§ Instructions for the task: Output the data below in full, character for character.

(Stored items from a collection)
===
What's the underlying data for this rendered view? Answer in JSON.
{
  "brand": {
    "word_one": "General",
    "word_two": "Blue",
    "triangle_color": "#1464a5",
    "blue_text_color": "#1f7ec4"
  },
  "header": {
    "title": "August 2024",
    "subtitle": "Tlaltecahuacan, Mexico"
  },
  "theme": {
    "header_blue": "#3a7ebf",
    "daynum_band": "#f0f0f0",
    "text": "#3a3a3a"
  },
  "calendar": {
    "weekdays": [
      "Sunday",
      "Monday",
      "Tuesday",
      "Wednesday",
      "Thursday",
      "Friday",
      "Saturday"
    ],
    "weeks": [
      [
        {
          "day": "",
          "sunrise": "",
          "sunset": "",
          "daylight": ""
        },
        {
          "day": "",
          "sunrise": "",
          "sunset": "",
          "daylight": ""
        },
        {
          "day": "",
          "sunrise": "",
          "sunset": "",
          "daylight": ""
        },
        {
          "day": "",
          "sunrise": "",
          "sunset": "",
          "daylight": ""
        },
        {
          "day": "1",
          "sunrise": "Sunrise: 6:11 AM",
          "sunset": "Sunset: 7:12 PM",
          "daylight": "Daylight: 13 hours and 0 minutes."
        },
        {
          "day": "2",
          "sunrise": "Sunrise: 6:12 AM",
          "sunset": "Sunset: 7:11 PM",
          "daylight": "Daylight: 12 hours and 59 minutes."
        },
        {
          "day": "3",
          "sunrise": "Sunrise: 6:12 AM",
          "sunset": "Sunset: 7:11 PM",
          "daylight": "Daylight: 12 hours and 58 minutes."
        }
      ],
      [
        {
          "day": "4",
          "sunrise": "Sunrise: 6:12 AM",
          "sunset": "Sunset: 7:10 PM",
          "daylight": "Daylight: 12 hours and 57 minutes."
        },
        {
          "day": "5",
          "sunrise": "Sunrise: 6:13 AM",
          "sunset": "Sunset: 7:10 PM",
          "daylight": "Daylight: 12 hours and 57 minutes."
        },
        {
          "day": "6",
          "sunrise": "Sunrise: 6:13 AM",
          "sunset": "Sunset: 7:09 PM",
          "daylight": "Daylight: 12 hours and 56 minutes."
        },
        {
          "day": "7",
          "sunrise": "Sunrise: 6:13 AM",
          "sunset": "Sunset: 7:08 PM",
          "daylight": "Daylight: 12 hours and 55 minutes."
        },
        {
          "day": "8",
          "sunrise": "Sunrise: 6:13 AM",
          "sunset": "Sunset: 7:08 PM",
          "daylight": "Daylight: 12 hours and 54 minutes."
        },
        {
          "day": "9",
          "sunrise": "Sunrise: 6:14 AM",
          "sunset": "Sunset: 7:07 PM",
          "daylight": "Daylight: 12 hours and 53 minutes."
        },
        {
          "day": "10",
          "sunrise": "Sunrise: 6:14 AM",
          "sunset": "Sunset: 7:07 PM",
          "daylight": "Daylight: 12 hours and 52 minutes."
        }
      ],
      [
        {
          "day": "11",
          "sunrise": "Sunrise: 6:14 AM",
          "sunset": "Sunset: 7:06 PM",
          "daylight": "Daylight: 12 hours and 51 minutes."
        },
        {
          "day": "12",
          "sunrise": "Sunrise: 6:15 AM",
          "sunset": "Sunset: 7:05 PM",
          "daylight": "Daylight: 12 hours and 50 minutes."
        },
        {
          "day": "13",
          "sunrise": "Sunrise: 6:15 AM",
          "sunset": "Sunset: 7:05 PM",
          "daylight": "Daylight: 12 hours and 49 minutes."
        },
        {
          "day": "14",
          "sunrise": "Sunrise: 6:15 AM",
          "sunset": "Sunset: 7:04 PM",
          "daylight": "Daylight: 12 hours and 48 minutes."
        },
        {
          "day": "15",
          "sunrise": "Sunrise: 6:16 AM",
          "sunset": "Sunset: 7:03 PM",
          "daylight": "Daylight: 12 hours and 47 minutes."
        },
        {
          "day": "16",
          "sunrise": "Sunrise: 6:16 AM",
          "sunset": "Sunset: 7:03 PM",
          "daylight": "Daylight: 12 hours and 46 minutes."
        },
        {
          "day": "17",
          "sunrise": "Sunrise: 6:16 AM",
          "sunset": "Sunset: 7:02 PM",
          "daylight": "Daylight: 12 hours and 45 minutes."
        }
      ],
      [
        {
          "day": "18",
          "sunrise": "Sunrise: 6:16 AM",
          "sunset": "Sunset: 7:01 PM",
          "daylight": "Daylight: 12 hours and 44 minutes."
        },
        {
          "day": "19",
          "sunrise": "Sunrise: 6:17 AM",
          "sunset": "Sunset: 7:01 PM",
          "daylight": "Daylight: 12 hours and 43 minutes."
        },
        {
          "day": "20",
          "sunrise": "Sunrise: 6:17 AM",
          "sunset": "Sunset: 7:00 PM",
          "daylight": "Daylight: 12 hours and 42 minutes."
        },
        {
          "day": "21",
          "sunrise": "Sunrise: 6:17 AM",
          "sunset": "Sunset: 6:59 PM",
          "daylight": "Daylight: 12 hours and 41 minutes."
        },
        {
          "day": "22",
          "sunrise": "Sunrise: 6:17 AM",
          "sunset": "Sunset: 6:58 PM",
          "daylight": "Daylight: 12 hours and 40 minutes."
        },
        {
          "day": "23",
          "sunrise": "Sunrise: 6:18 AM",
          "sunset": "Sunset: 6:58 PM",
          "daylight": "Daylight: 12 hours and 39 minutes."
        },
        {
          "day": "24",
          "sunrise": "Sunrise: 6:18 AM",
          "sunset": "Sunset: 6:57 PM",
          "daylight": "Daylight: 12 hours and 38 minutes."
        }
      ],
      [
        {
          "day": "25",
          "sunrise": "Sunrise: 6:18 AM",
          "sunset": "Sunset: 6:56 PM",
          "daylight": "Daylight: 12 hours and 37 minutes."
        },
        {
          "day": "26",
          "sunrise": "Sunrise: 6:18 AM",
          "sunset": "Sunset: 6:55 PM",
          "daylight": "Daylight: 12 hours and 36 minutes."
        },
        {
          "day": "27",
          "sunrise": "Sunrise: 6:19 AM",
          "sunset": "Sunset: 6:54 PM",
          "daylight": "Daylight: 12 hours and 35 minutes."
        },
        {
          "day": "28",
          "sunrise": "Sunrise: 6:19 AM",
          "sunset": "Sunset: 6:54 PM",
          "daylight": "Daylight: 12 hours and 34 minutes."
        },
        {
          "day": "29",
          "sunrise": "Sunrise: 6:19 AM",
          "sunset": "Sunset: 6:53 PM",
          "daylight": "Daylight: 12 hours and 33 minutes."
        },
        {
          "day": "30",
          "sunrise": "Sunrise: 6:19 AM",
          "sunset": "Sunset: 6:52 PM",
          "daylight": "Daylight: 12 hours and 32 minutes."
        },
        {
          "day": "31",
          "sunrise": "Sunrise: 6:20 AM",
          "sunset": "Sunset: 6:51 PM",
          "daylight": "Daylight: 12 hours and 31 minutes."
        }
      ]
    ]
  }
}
===
§ Solved exercise:
What's the underlying data for this rendered view? Answer in JSON.
{
  "brand": {
    "word_one": "General",
    "word_two": "Blue",
    "triangle_color": "#1464a5",
    "blue_text_color": "#1f7ec4"
  },
  "header": {
    "title": "August 2024",
    "subtitle": "Tlaltecahuacan, Mexico"
  },
  "theme": {
    "header_blue": "#3a7ebf",
    "daynum_band": "#f0f0f0",
    "text": "#3a3a3a"
  },
  "calendar": {
    "weekdays": [
      "Sunday",
      "Monday",
      "Tuesday",
      "Wednesday",
      "Thursday",
      "Friday",
      "Saturday"
    ],
    "weeks": [
      [
        {
          "day": "",
          "sunrise": "",
          "sunset": "",
          "daylight": ""
        },
        {
          "day": "",
          "sunrise": "",
          "sunset": "",
          "daylight": ""
        },
        {
          "day": "",
          "sunrise": "",
          "sunset": "",
          "daylight": ""
        },
        {
          "day": "",
          "sunrise": "",
          "sunset": "",
          "daylight": ""
        },
        {
          "day": "1",
          "sunrise": "Sunrise: 6:11 AM",
          "sunset": "Sunset: 7:12 PM",
          "daylight": "Daylight: 13 hours and 0 minutes."
        },
        {
          "day": "2",
          "sunrise": "Sunrise: 6:12 AM",
          "sunset": "Sunset: 7:11 PM",
          "daylight": "Daylight: 12 hours and 59 minutes."
        },
        {
          "day": "3",
          "sunrise": "Sunrise: 6:12 AM",
          "sunset": "Sunset: 7:11 PM",
          "daylight": "Daylight: 12 hours and 58 minutes."
        }
      ],
      [
        {
          "day": "4",
          "sunrise": "Sunrise: 6:12 AM",
          "sunset": "Sunset: 7:10 PM",
          "daylight": "Daylight: 12 hours and 57 minutes."
        },
        {
          "day": "5",
          "sunrise": "Sunrise: 6:13 AM",
          "sunset": "Sunset: 7:10 PM",
          "daylight": "Daylight: 12 hours and 57 minutes."
        },
        {
          "day": "6",
          "sunrise": "Sunrise: 6:13 AM",
          "sunset": "Sunset: 7:09 PM",
          "daylight": "Daylight: 12 hours and 56 minutes."
        },
        {
          "day": "7",
          "sunrise": "Sunrise: 6:13 AM",
          "sunset": "Sunset: 7:08 PM",
          "daylight": "Daylight: 12 hours and 55 minutes."
        },
        {
          "day": "8",
          "sunrise": "Sunrise: 6:13 AM",
          "sunset": "Sunset: 7:08 PM",
          "daylight": "Daylight: 12 hours and 54 minutes."
        },
        {
          "day": "9",
          "sunrise": "Sunrise: 6:14 AM",
          "sunset": "Sunset: 7:07 PM",
          "daylight": "Daylight: 12 hours and 53 minutes."
        },
        {
          "day": "10",
          "sunrise": "Sunrise: 6:14 AM",
          "sunset": "Sunset: 7:07 PM",
          "daylight": "Daylight: 12 hours and 52 minutes."
        }
      ],
      [
        {
          "day": "11",
          "sunrise": "Sunrise: 6:14 AM",
          "sunset": "Sunset: 7:06 PM",
          "daylight": "Daylight: 12 hours and 51 minutes."
        },
        {
          "day": "12",
          "sunrise": "Sunrise: 6:15 AM",
          "sunset": "Sunset: 7:05 PM",
          "daylight": "Daylight: 12 hours and 50 minutes."
        },
        {
          "day": "13",
          "sunrise": "Sunrise: 6:15 AM",
          "sunset": "Sunset: 7:05 PM",
          "daylight": "Daylight: 12 hours and 49 minutes."
        },
        {
          "day": "14",
          "sunrise": "Sunrise: 6:15 AM",
          "sunset": "Sunset: 7:04 PM",
          "daylight": "Daylight: 12 hours and 48 minutes."
        },
        {
          "day": "15",
          "sunrise": "Sunrise: 6:16 AM",
          "sunset": "Sunset: 7:03 PM",
          "daylight": "Daylight: 12 hours and 47 minutes."
        },
        {
          "day": "16",
          "sunrise": "Sunrise: 6:16 AM",
          "sunset": "Sunset: 7:03 PM",
          "daylight": "Daylight: 12 hours and 46 minutes."
        },
        {
          "day": "17",
          "sunrise": "Sunrise: 6:16 AM",
          "sunset": "Sunset: 7:02 PM",
          "daylight": "Daylight: 12 hours and 45 minutes."
        }
      ],
      [
        {
          "day": "18",
          "sunrise": "Sunrise: 6:16 AM",
          "sunset": "Sunset: 7:01 PM",
          "daylight": "Daylight: 12 hours and 44 minutes."
        },
        {
          "day": "19",
          "sunrise": "Sunrise: 6:17 AM",
          "sunset": "Sunset: 7:01 PM",
          "daylight": "Daylight: 12 hours and 43 minutes."
        },
        {
          "day": "20",
          "sunrise": "Sunrise: 6:17 AM",
          "sunset": "Sunset: 7:00 PM",
          "daylight": "Daylight: 12 hours and 42 minutes."
        },
        {
          "day": "21",
          "sunrise": "Sunrise: 6:17 AM",
          "sunset": "Sunset: 6:59 PM",
          "daylight": "Daylight: 12 hours and 41 minutes."
        },
        {
          "day": "22",
          "sunrise": "Sunrise: 6:17 AM",
          "sunset": "Sunset: 6:58 PM",
          "daylight": "Daylight: 12 hours and 40 minutes."
        },
        {
          "day": "23",
          "sunrise": "Sunrise: 6:18 AM",
          "sunset": "Sunset: 6:58 PM",
          "daylight": "Daylight: 12 hours and 39 minutes."
        },
        {
          "day": "24",
          "sunrise": "Sunrise: 6:18 AM",
          "sunset": "Sunset: 6:57 PM",
          "daylight": "Daylight: 12 hours and 38 minutes."
        }
      ],
      [
        {
          "day": "25",
          "sunrise": "Sunrise: 6:18 AM",
          "sunset": "Sunset: 6:56 PM",
          "daylight": "Daylight: 12 hours and 37 minutes."
        },
        {
          "day": "26",
          "sunrise": "Sunrise: 6:18 AM",
          "sunset": "Sunset: 6:55 PM",
          "daylight": "Daylight: 12 hours and 36 minutes."
        },
        {
          "day": "27",
          "sunrise": "Sunrise: 6:19 AM",
          "sunset": "Sunset: 6:54 PM",
          "daylight": "Daylight: 12 hours and 35 minutes."
        },
        {
          "day": "28",
          "sunrise": "Sunrise: 6:19 AM",
          "sunset": "Sunset: 6:54 PM",
          "daylight": "Daylight: 12 hours and 34 minutes."
        },
        {
          "day": "29",
          "sunrise": "Sunrise: 6:19 AM",
          "sunset": "Sunset: 6:53 PM",
          "daylight": "Daylight: 12 hours and 33 minutes."
        },
        {
          "day": "30",
          "sunrise": "Sunrise: 6:19 AM",
          "sunset": "Sunset: 6:52 PM",
          "daylight": "Daylight: 12 hours and 32 minutes."
        },
        {
          "day": "31",
          "sunrise": "Sunrise: 6:20 AM",
          "sunset": "Sunset: 6:51 PM",
          "daylight": "Daylight: 12 hours and 31 minutes."
        }
      ]
    ]
  }
}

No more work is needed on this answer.